STATED TASK = Transcribe the listing word for word.

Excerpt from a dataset
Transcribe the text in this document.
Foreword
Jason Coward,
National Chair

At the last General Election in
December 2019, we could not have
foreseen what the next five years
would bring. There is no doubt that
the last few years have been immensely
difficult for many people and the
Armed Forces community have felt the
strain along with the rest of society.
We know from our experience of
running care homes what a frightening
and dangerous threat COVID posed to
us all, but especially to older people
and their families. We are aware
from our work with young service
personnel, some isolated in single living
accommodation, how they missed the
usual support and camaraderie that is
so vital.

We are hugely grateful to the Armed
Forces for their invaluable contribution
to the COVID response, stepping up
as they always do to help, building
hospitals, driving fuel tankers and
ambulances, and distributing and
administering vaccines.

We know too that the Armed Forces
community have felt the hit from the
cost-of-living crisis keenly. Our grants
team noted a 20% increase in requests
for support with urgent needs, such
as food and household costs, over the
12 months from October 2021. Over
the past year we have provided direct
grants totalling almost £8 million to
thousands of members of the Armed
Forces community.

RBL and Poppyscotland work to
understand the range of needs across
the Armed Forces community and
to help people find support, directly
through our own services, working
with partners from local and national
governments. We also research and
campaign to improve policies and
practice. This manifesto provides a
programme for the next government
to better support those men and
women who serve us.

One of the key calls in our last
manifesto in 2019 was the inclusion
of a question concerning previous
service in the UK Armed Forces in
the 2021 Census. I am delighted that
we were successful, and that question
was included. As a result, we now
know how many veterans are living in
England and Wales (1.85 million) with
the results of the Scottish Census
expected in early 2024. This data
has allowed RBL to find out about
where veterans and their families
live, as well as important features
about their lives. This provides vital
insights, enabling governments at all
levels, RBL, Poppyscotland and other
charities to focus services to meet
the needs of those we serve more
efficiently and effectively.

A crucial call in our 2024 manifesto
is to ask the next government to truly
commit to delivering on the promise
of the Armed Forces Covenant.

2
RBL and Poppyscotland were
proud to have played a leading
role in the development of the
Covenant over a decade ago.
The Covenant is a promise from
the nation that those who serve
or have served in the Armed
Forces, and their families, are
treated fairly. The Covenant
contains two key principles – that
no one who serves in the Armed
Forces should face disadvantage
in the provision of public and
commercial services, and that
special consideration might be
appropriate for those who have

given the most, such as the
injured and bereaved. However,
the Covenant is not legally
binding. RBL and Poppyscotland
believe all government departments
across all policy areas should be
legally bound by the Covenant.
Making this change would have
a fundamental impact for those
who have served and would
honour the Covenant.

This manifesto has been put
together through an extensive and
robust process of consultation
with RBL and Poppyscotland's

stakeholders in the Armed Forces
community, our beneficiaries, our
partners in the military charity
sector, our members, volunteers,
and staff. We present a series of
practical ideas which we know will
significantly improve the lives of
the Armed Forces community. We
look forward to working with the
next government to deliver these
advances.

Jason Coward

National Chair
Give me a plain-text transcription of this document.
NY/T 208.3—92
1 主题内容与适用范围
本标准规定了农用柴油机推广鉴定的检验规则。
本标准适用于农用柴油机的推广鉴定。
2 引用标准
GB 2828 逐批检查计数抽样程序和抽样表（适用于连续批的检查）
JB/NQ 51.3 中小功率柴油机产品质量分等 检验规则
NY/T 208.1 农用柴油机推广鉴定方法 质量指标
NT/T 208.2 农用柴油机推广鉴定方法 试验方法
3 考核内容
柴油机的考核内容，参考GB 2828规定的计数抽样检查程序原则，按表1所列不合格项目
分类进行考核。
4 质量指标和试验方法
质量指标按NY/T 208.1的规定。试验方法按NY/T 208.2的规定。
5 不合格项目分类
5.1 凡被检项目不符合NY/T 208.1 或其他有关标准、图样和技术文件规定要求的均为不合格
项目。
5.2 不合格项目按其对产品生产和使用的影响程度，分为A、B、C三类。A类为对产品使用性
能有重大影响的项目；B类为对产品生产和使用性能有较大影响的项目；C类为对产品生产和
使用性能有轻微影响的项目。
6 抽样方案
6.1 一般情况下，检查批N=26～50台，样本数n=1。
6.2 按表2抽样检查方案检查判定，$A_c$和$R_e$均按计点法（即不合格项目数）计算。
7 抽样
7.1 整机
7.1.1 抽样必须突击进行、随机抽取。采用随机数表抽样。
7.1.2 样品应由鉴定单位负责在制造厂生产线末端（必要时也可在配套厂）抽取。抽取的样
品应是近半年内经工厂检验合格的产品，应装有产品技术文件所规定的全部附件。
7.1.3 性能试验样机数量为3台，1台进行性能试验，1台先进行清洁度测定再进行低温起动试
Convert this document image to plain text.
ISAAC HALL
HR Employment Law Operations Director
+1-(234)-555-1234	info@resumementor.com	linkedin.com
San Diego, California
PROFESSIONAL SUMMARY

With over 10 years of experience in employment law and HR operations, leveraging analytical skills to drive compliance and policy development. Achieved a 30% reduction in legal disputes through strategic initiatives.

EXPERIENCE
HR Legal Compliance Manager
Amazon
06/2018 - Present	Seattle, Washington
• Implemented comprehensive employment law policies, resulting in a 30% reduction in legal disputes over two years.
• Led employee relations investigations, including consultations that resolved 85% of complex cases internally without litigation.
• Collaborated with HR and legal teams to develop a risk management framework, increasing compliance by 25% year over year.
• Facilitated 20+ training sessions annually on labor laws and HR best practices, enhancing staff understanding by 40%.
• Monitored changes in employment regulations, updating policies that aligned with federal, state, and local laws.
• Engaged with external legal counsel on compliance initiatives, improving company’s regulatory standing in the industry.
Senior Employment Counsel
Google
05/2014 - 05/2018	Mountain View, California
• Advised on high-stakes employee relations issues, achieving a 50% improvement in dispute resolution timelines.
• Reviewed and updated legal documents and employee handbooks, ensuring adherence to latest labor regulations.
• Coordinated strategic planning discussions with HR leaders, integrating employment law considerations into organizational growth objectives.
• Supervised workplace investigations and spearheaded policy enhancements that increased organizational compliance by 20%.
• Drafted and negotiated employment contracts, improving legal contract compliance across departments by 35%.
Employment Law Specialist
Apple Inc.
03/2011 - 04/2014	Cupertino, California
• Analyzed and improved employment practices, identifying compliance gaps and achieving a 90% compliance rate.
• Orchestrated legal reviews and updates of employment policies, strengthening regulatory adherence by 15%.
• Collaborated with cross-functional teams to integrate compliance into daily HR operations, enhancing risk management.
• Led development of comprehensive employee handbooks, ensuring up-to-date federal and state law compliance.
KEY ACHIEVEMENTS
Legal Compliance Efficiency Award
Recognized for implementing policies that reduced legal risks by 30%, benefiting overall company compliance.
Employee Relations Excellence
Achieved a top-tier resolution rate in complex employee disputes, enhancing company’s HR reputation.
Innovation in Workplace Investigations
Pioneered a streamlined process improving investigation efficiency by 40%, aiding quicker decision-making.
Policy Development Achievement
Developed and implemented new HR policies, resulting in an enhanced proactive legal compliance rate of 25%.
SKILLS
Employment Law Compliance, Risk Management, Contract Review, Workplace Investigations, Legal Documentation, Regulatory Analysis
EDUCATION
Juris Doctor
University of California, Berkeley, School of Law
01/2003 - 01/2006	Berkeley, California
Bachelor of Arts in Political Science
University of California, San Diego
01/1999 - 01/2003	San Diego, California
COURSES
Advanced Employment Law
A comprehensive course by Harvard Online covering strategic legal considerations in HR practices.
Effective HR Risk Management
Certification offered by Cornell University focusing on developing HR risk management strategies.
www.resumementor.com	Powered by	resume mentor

FINAL RESULT =
Transcribe the text in this document.
Foreword
Jason Coward,
National Chair

At the last General Election in
December 2019, we could not have
foreseen what the next five years
would bring. There is no doubt that
the last few years have been immensely
difficult for many people and the
Armed Forces community have felt the
strain along with the rest of society.
We know from our experience of
running care homes what a frightening
and dangerous threat COVID posed to
us all, but especially to older people
and their families. We are aware
from our work with young service
personnel, some isolated in single living
accommodation, how they missed the
usual support and camaraderie that is
so vital.

We are hugely grateful to the Armed
Forces for their invaluable contribution
to the COVID response, stepping up
as they always do to help, building
hospitals, driving fuel tankers and
ambulances, and distributing and
administering vaccines.

We know too that the Armed Forces
community have felt the hit from the
cost-of-living crisis keenly. Our grants
team noted a 20% increase in requests
for support with urgent needs, such
as food and household costs, over the
12 months from October 2021. Over
the past year we have provided direct
grants totalling almost £8 million to
thousands of members of the Armed
Forces community.

RBL and Poppyscotland work to
understand the range of needs across
the Armed Forces community and
to help people find support, directly
through our own services, working
with partners from local and national
governments. We also research and
campaign to improve policies and
practice. This manifesto provides a
programme for the next government
to better support those men and
women who serve us.

One of the key calls in our last
manifesto in 2019 was the inclusion
of a question concerning previous
service in the UK Armed Forces in
the 2021 Census. I am delighted that
we were successful, and that question
was included. As a result, we now
know how many veterans are living in
England and Wales (1.85 million) with
the results of the Scottish Census
expected in early 2024. This data
has allowed RBL to find out about
where veterans and their families
live, as well as important features
about their lives. This provides vital
insights, enabling governments at all
levels, RBL, Poppyscotland and other
charities to focus services to meet
the needs of those we serve more
efficiently and effectively.

A crucial call in our 2024 manifesto
is to ask the next government to truly
commit to delivering on the promise
of the Armed Forces Covenant.

2
RBL and Poppyscotland were
proud to have played a leading
role in the development of the
Covenant over a decade ago.
The Covenant is a promise from
the nation that those who serve
or have served in the Armed
Forces, and their families, are
treated fairly. The Covenant
contains two key principles – that
no one who serves in the Armed
Forces should face disadvantage
in the provision of public and
commercial services, and that
special consideration might be
appropriate for those who have

given the most, such as the
injured and bereaved. However,
the Covenant is not legally
binding. RBL and Poppyscotland
believe all government departments
across all policy areas should be
legally bound by the Covenant.
Making this change would have
a fundamental impact for those
who have served and would
honour the Covenant.

This manifesto has been put
together through an extensive and
robust process of consultation
with RBL and Poppyscotland's

stakeholders in the Armed Forces
community, our beneficiaries, our
partners in the military charity
sector, our members, volunteers,
and staff. We present a series of
practical ideas which we know will
significantly improve the lives of
the Armed Forces community. We
look forward to working with the
next government to deliver these
advances.

Jason Coward

National Chair
Give me a plain-text transcription of this document.
NY/T 208.3—92
1 主题内容与适用范围
本标准规定了农用柴油机推广鉴定的检验规则。
本标准适用于农用柴油机的推广鉴定。
2 引用标准
GB 2828 逐批检查计数抽样程序和抽样表（适用于连续批的检查）
JB/NQ 51.3 中小功率柴油机产品质量分等 检验规则
NY/T 208.1 农用柴油机推广鉴定方法 质量指标
NT/T 208.2 农用柴油机推广鉴定方法 试验方法
3 考核内容
柴油机的考核内容，参考GB 2828规定的计数抽样检查程序原则，按表1所列不合格项目
分类进行考核。
4 质量指标和试验方法
质量指标按NY/T 208.1的规定。试验方法按NY/T 208.2的规定。
5 不合格项目分类
5.1 凡被检项目不符合NY/T 208.1 或其他有关标准、图样和技术文件规定要求的均为不合格
项目。
5.2 不合格项目按其对产品生产和使用的影响程度，分为A、B、C三类。A类为对产品使用性
能有重大影响的项目；B类为对产品生产和使用性能有较大影响的项目；C类为对产品生产和
使用性能有轻微影响的项目。
6 抽样方案
6.1 一般情况下，检查批N=26～50台，样本数n=1。
6.2 按表2抽样检查方案检查判定，$A_c$和$R_e$均按计点法（即不合格项目数）计算。
7 抽样
7.1 整机
7.1.1 抽样必须突击进行、随机抽取。采用随机数表抽样。
7.1.2 样品应由鉴定单位负责在制造厂生产线末端（必要时也可在配套厂）抽取。抽取的样
品应是近半年内经工厂检验合格的产品，应装有产品技术文件所规定的全部附件。
7.1.3 性能试验样机数量为3台，1台进行性能试验，1台先进行清洁度测定再进行低温起动试
Convert this document image to plain text.
ISAAC HALL
HR Employment Law Operations Director
+1-(234)-555-1234	info@resumementor.com	linkedin.com
San Diego, California
PROFESSIONAL SUMMARY

With over 10 years of experience in employment law and HR operations, leveraging analytical skills to drive compliance and policy development. Achieved a 30% reduction in legal disputes through strategic initiatives.

EXPERIENCE
HR Legal Compliance Manager
Amazon
06/2018 - Present	Seattle, Washington
• Implemented comprehensive employment law policies, resulting in a 30% reduction in legal disputes over two years.
• Led employee relations investigations, including consultations that resolved 85% of complex cases internally without litigation.
• Collaborated with HR and legal teams to develop a risk management framework, increasing compliance by 25% year over year.
• Facilitated 20+ training sessions annually on labor laws and HR best practices, enhancing staff understanding by 40%.
• Monitored changes in employment regulations, updating policies that aligned with federal, state, and local laws.
• Engaged with external legal counsel on compliance initiatives, improving company’s regulatory standing in the industry.
Senior Employment Counsel
Google
05/2014 - 05/2018	Mountain View, California
• Advised on high-stakes employee relations issues, achieving a 50% improvement in dispute resolution timelines.
• Reviewed and updated legal documents and employee handbooks, ensuring adherence to latest labor regulations.
• Coordinated strategic planning discussions with HR leaders, integrating employment law considerations into organizational growth objectives.
• Supervised workplace investigations and spearheaded policy enhancements that increased organizational compliance by 20%.
• Drafted and negotiated employment contracts, improving legal contract compliance across departments by 35%.
Employment Law Specialist
Apple Inc.
03/2011 - 04/2014	Cupertino, California
• Analyzed and improved employment practices, identifying compliance gaps and achieving a 90% compliance rate.
• Orchestrated legal reviews and updates of employment policies, strengthening regulatory adherence by 15%.
• Collaborated with cross-functional teams to integrate compliance into daily HR operations, enhancing risk management.
• Led development of comprehensive employee handbooks, ensuring up-to-date federal and state law compliance.
KEY ACHIEVEMENTS
Legal Compliance Efficiency Award
Recognized for implementing policies that reduced legal risks by 30%, benefiting overall company compliance.
Employee Relations Excellence
Achieved a top-tier resolution rate in complex employee disputes, enhancing company’s HR reputation.
Innovation in Workplace Investigations
Pioneered a streamlined process improving investigation efficiency by 40%, aiding quicker decision-making.
Policy Development Achievement
Developed and implemented new HR policies, resulting in an enhanced proactive legal compliance rate of 25%.
SKILLS
Employment Law Compliance, Risk Management, Contract Review, Workplace Investigations, Legal Documentation, Regulatory Analysis
EDUCATION
Juris Doctor
University of California, Berkeley, School of Law
01/2003 - 01/2006	Berkeley, California
Bachelor of Arts in Political Science
University of California, San Diego
01/1999 - 01/2003	San Diego, California
COURSES
Advanced Employment Law
A comprehensive course by Harvard Online covering strategic legal considerations in HR practices.
Effective HR Risk Management
Certification offered by Cornell University focusing on developing HR risk management strategies.
www.resumementor.com	Powered by	resume mentor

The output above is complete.